JOB - Return the count of lines that hold the string "Управление", with no other words.

EXTRACTED INFORMATION -
********************

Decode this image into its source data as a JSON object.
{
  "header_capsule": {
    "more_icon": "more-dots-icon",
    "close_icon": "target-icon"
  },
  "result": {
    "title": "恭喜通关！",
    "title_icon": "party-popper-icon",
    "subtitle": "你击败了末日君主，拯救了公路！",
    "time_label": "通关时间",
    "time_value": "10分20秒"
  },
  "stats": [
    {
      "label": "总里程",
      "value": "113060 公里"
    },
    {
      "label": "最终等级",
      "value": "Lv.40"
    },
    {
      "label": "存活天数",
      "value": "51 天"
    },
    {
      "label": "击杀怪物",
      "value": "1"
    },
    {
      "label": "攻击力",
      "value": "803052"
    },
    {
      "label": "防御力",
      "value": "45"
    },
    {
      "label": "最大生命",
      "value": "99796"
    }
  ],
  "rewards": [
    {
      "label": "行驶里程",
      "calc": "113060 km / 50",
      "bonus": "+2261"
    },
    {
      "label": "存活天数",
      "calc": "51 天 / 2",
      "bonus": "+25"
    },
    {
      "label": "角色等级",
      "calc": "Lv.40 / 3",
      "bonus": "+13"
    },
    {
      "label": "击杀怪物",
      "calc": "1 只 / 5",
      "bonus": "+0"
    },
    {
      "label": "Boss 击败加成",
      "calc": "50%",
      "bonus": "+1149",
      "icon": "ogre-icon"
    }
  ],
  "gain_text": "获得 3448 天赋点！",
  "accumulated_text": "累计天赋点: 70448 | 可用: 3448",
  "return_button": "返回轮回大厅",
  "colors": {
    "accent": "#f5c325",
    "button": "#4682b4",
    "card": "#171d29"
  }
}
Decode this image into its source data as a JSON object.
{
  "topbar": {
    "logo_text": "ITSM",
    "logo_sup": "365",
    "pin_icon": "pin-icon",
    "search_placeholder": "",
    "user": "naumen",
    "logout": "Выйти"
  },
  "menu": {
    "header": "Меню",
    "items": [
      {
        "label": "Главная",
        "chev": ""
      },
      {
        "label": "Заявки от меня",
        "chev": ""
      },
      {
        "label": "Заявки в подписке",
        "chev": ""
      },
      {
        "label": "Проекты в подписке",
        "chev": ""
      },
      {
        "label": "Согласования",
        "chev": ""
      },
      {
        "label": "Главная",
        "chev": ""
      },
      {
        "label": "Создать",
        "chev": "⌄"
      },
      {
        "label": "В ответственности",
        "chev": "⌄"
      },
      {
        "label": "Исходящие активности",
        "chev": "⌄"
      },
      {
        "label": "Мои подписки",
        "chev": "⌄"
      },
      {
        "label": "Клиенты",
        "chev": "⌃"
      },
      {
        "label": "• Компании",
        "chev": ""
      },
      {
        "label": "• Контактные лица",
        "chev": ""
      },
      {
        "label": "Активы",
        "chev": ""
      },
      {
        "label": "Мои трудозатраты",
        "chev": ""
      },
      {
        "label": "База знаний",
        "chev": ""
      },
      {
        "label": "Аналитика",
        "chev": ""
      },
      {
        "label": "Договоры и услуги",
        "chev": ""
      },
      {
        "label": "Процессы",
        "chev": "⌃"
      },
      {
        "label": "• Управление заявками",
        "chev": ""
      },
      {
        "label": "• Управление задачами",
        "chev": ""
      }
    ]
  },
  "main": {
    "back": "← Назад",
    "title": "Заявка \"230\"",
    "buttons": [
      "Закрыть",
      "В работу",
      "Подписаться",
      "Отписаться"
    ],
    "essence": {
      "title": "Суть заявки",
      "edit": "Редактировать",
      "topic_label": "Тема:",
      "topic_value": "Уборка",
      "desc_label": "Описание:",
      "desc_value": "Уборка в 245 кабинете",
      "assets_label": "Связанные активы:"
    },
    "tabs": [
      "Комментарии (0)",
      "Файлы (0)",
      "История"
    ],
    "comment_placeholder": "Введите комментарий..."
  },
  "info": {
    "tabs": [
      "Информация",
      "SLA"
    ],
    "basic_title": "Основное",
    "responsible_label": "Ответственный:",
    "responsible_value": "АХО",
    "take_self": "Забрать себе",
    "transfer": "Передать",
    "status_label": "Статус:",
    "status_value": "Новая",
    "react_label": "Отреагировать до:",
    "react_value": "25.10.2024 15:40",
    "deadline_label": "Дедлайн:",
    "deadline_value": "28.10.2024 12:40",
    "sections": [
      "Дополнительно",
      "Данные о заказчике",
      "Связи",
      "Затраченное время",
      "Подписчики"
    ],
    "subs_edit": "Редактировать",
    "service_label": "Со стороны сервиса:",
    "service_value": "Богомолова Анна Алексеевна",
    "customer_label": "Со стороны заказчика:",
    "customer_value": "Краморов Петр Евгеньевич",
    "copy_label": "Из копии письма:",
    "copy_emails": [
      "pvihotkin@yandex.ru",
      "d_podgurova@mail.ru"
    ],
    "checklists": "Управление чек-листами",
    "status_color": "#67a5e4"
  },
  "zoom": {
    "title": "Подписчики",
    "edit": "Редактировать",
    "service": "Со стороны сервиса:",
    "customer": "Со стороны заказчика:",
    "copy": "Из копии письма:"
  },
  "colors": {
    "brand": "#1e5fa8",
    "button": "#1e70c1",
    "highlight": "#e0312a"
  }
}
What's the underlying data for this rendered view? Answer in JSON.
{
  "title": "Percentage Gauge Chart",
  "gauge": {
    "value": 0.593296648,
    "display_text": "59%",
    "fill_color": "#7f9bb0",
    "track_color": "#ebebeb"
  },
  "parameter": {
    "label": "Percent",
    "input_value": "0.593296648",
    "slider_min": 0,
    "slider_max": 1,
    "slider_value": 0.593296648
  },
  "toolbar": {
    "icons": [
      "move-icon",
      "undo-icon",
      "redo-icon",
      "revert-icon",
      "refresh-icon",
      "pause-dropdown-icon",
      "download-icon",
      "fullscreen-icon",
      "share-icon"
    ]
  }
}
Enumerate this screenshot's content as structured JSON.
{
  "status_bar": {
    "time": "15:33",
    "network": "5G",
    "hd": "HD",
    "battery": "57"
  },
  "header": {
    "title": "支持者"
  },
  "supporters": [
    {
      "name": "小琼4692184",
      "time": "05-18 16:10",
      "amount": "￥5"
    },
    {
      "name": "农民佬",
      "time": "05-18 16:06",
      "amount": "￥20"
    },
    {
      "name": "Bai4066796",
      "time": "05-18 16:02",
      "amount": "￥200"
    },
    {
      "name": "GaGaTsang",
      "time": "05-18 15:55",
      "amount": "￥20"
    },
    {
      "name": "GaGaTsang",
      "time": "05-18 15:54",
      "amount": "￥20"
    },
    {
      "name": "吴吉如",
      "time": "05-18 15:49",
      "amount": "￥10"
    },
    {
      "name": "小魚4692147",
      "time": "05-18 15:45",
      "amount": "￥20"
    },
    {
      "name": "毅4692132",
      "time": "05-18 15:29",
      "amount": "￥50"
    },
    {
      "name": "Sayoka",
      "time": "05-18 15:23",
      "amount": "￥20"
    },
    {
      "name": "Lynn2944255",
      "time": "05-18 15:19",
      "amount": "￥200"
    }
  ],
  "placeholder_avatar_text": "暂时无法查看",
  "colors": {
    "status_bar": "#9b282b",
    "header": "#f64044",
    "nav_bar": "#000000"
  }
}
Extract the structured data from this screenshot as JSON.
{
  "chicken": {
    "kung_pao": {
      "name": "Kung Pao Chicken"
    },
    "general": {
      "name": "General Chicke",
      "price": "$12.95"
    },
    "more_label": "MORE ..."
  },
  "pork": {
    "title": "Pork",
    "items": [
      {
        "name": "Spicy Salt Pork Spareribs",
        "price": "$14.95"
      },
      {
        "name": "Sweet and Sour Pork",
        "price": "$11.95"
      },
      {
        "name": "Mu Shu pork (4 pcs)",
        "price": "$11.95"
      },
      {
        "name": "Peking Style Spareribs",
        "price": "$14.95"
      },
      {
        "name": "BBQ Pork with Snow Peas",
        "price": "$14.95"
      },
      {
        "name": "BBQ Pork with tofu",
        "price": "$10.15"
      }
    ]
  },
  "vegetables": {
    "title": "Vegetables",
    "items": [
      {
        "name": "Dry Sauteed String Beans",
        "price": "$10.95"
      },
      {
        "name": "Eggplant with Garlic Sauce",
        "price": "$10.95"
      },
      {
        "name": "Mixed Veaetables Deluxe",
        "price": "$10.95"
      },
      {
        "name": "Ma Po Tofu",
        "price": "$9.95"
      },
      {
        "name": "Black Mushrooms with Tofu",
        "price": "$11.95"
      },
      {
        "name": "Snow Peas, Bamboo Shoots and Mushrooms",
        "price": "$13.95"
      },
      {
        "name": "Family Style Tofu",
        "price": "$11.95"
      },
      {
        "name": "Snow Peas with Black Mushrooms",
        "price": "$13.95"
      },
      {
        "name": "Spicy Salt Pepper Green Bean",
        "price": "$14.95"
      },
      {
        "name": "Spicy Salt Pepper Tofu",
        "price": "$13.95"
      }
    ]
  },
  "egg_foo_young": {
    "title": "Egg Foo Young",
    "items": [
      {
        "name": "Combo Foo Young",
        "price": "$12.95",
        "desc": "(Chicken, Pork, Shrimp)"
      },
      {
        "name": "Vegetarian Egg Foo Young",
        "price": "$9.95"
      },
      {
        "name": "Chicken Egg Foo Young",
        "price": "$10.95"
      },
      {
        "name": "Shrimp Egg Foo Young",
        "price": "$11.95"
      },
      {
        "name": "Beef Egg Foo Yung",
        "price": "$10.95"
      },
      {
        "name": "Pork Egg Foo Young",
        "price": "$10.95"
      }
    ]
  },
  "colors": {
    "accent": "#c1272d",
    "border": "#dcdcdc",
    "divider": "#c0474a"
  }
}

********************

EXPECTED ANSWER - 3